[Stored records]

-- Begin --

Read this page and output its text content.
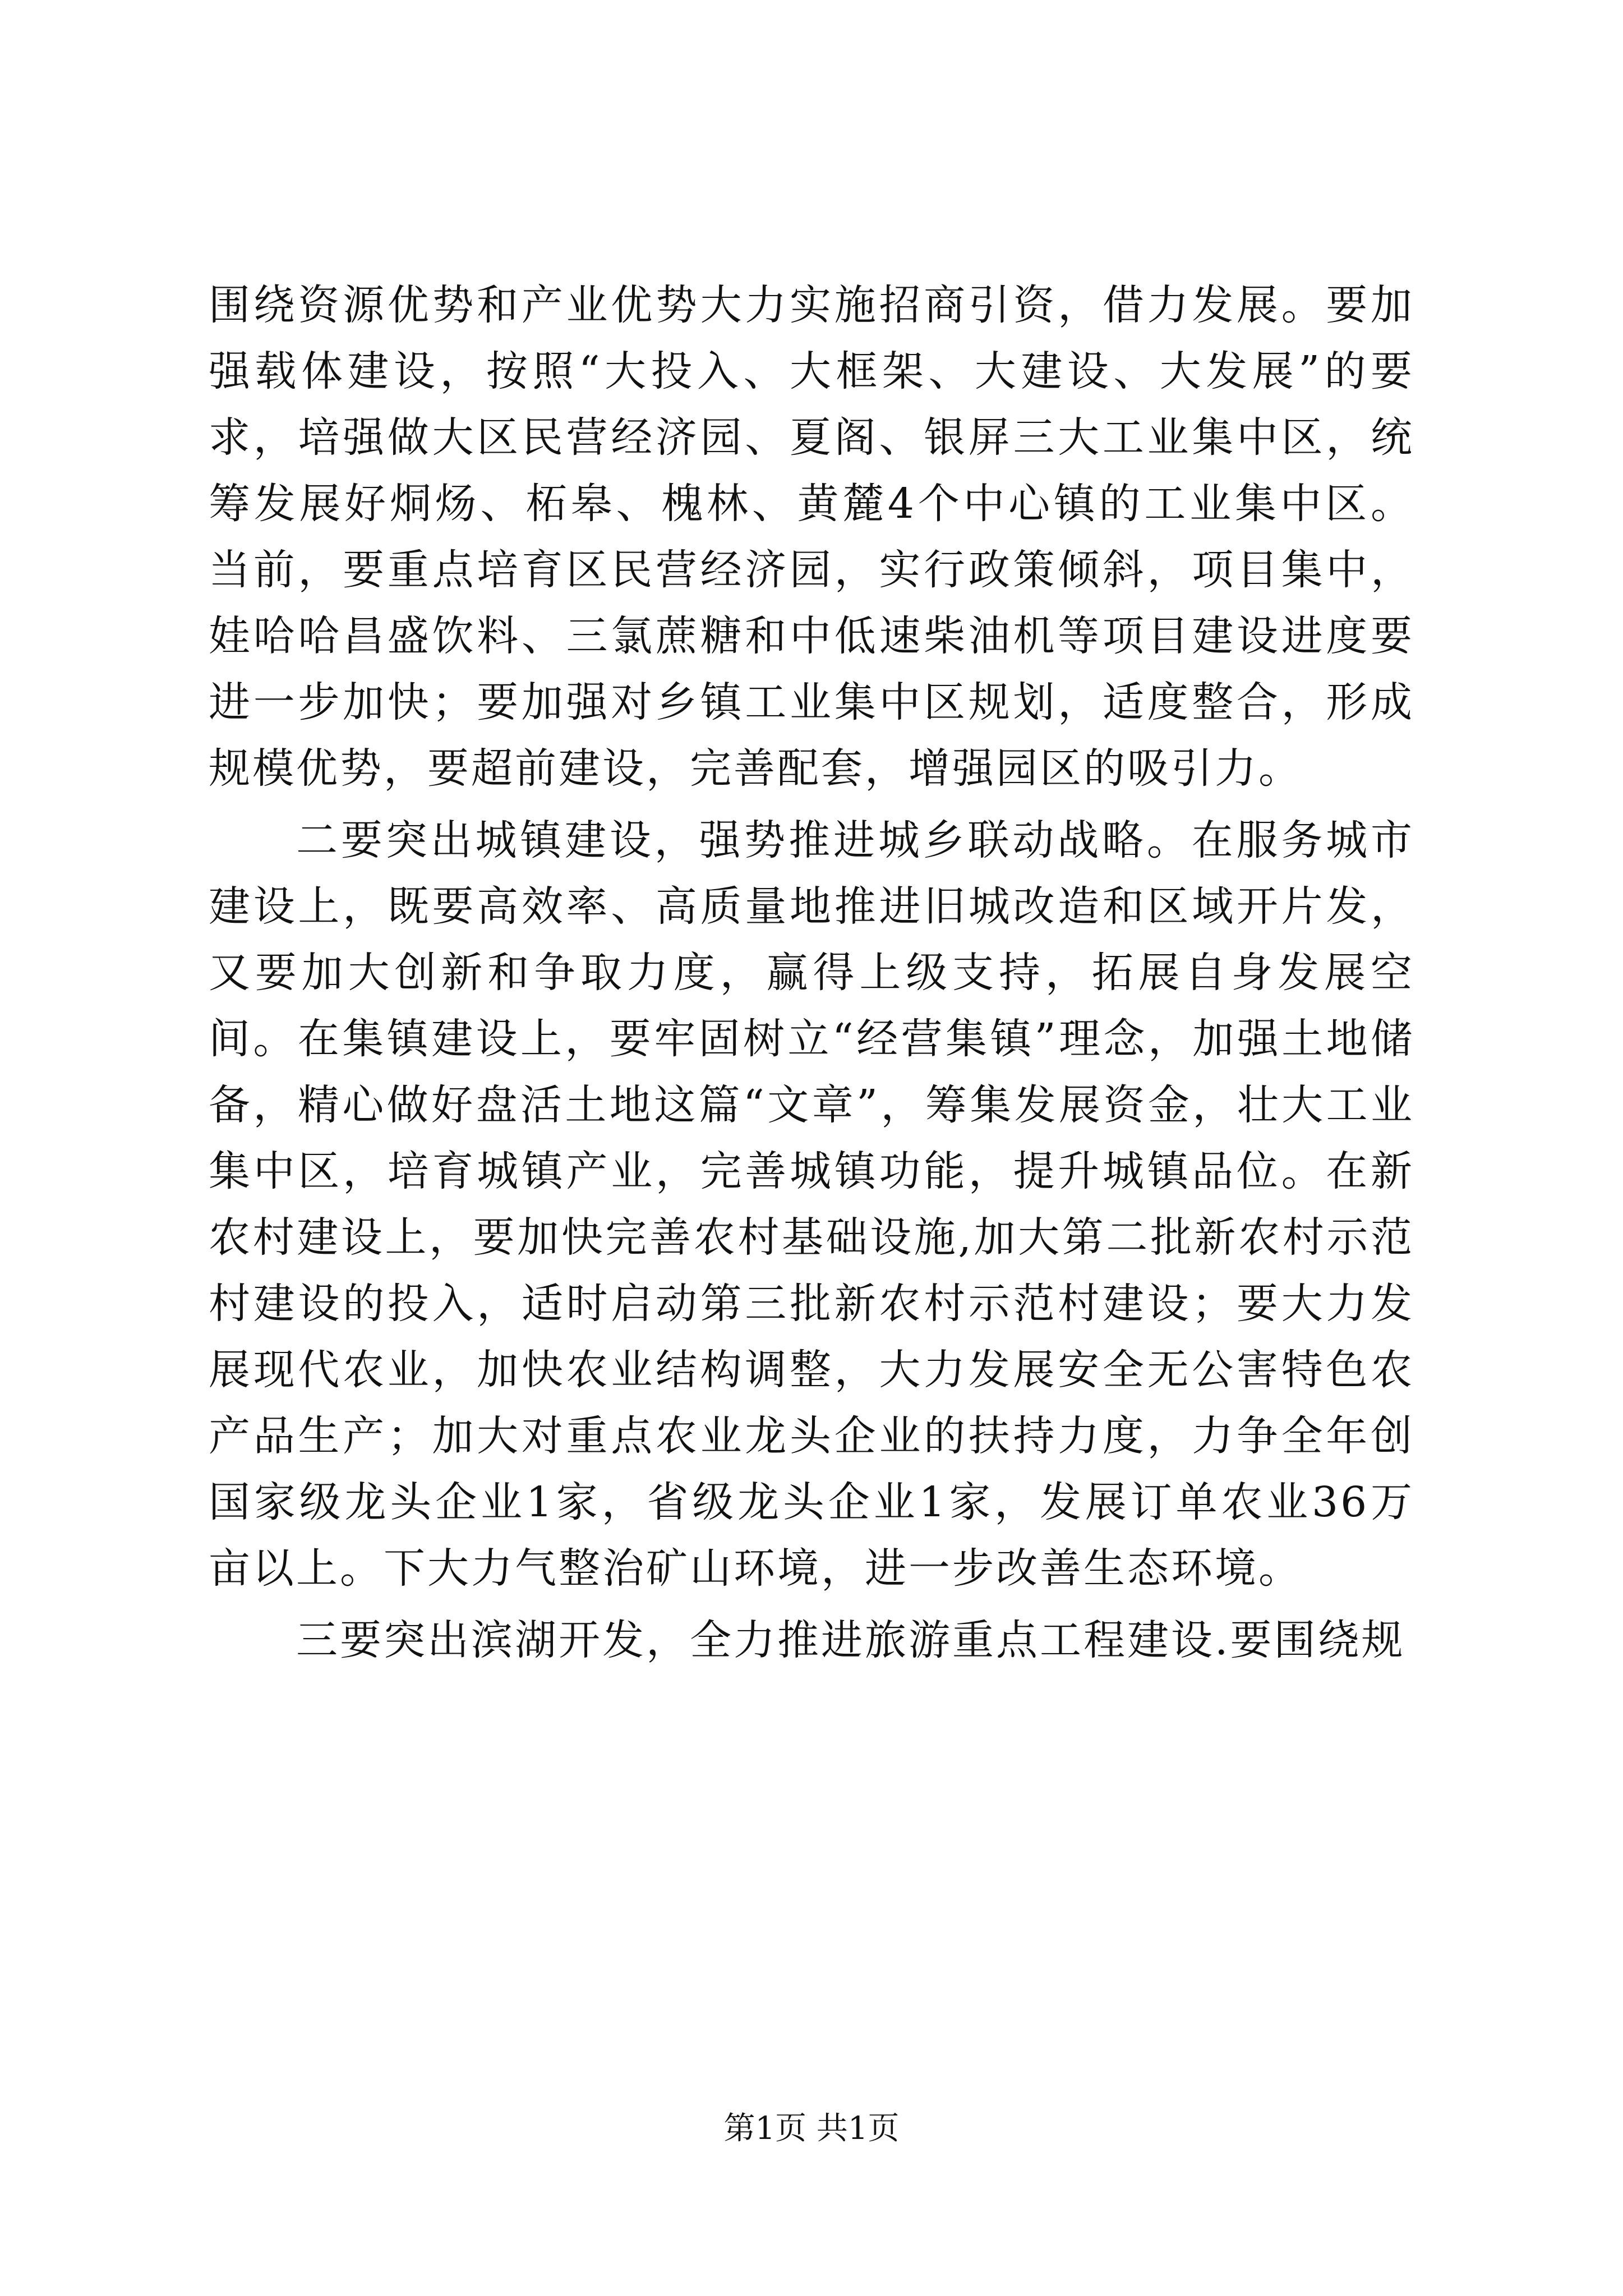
围绕资源优势和产业优势大力实施招商引资，借力发展。要加强载体建设，按照“大投入、大框架、大建设、大发展”的要求，培强做大区民营经济园、夏阁、银屏三大工业集中区，统筹发展好烔炀、柘皋、槐林、黄麓4个中心镇的工业集中区。当前，要重点培育区民营经济园，实行政策倾斜，项目集中，娃哈哈昌盛饮料、三氯蔗糖和中低速柴油机等项目建设进度要进一步加快；要加强对乡镇工业集中区规划，适度整合，形成规模优势，要超前建设，完善配套，增强园区的吸引力。

二要突出城镇建设，强势推进城乡联动战略。在服务城市建设上，既要高效率、高质量地推进旧城改造和区域开片发，又要加大创新和争取力度，赢得上级支持，拓展自身发展空间。在集镇建设上，要牢固树立“经营集镇”理念，加强土地储备，精心做好盘活土地这篇“文章”，筹集发展资金，壮大工业集中区，培育城镇产业，完善城镇功能，提升城镇品位。在新农村建设上，要加快完善农村基础设施,加大第二批新农村示范村建设的投入，适时启动第三批新农村示范村建设；要大力发展现代农业，加快农业结构调整，大力发展安全无公害特色农产品生产；加大对重点农业龙头企业的扶持力度，力争全年创国家级龙头企业1家，省级龙头企业1家，发展订单农业36万亩以上。下大力气整治矿山环境，进一步改善生态环境。

三要突出滨湖开发，全力推进旅游重点工程建设.要围绕规

第1页 共1页
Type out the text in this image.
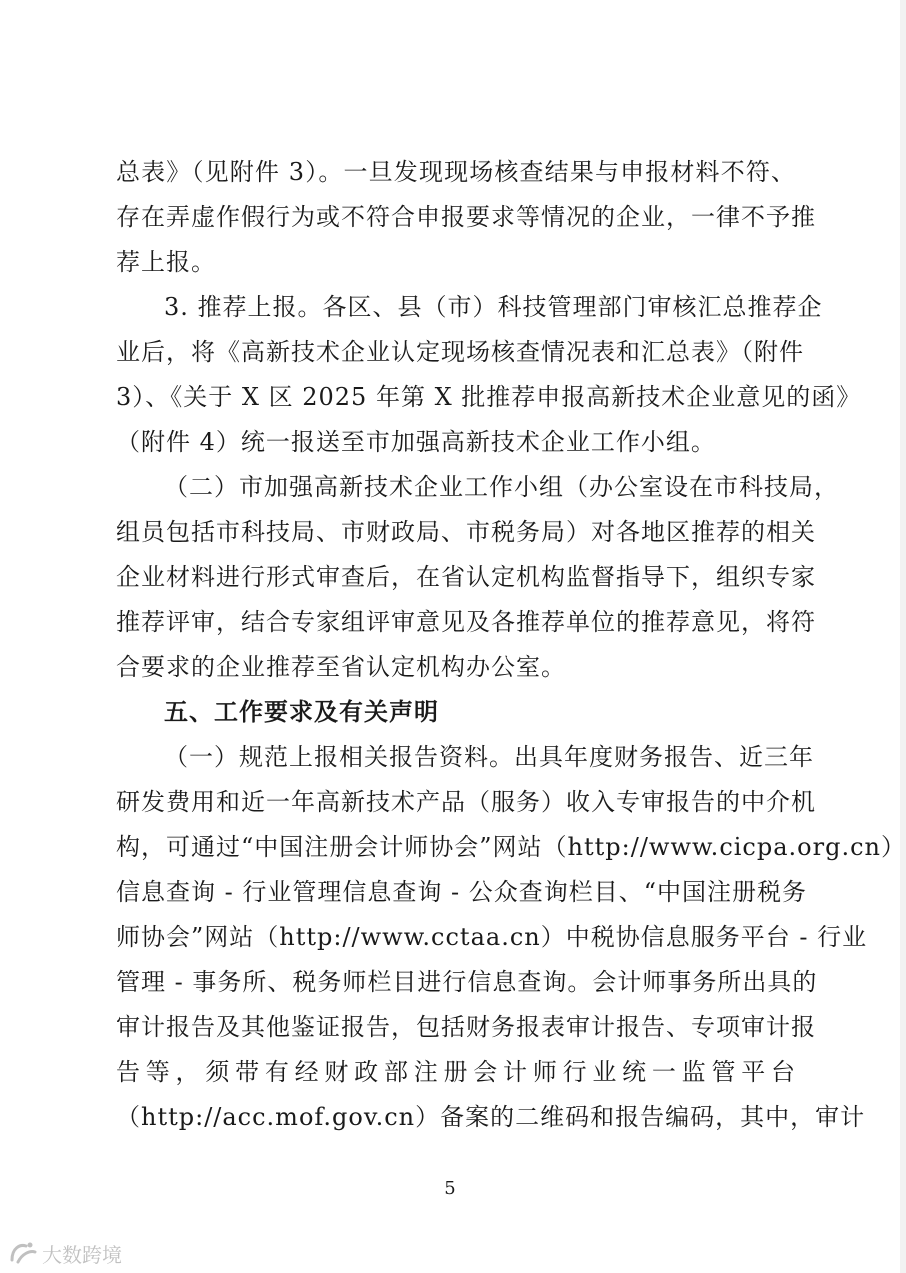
总表》（见附件 3）。一旦发现现场核查结果与申报材料不符、
存在弄虚作假行为或不符合申报要求等情况的企业，一律不予推
荐上报。
3. 推荐上报。各区、县（市）科技管理部门审核汇总推荐企
业后，将《高新技术企业认定现场核查情况表和汇总表》（附件
3）、《关于 X 区 2025 年第 X 批推荐申报高新技术企业意见的函》
（附件 4）统一报送至市加强高新技术企业工作小组。
（二）市加强高新技术企业工作小组（办公室设在市科技局，
组员包括市科技局、市财政局、市税务局）对各地区推荐的相关
企业材料进行形式审查后，在省认定机构监督指导下，组织专家
推荐评审，结合专家组评审意见及各推荐单位的推荐意见，将符
合要求的企业推荐至省认定机构办公室。
五、工作要求及有关声明
（一）规范上报相关报告资料。出具年度财务报告、近三年
研发费用和近一年高新技术产品（服务）收入专审报告的中介机
构，可通过“中国注册会计师协会”网站（http://www.cicpa.org.cn）
信息查询 - 行业管理信息查询 - 公众查询栏目、“中国注册税务
师协会”网站（http://www.cctaa.cn）中税协信息服务平台 - 行业
管理 - 事务所、税务师栏目进行信息查询。会计师事务所出具的
审计报告及其他鉴证报告，包括财务报表审计报告、专项审计报
告等，须带有经财政部注册会计师行业统一监管平台
（http://acc.mof.gov.cn）备案的二维码和报告编码，其中，审计
5
大数跨境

-- End --

WRITTEN REQUEST:
From the listing above, copy every line that includes the word "http".

EXERCISE RESPONSE:
构，可通过“中国注册会计师协会”网站（http://www.cicpa.org.cn）
师协会”网站（http://www.cctaa.cn）中税协信息服务平台 - 行业
（http://acc.mof.gov.cn）备案的二维码和报告编码，其中，审计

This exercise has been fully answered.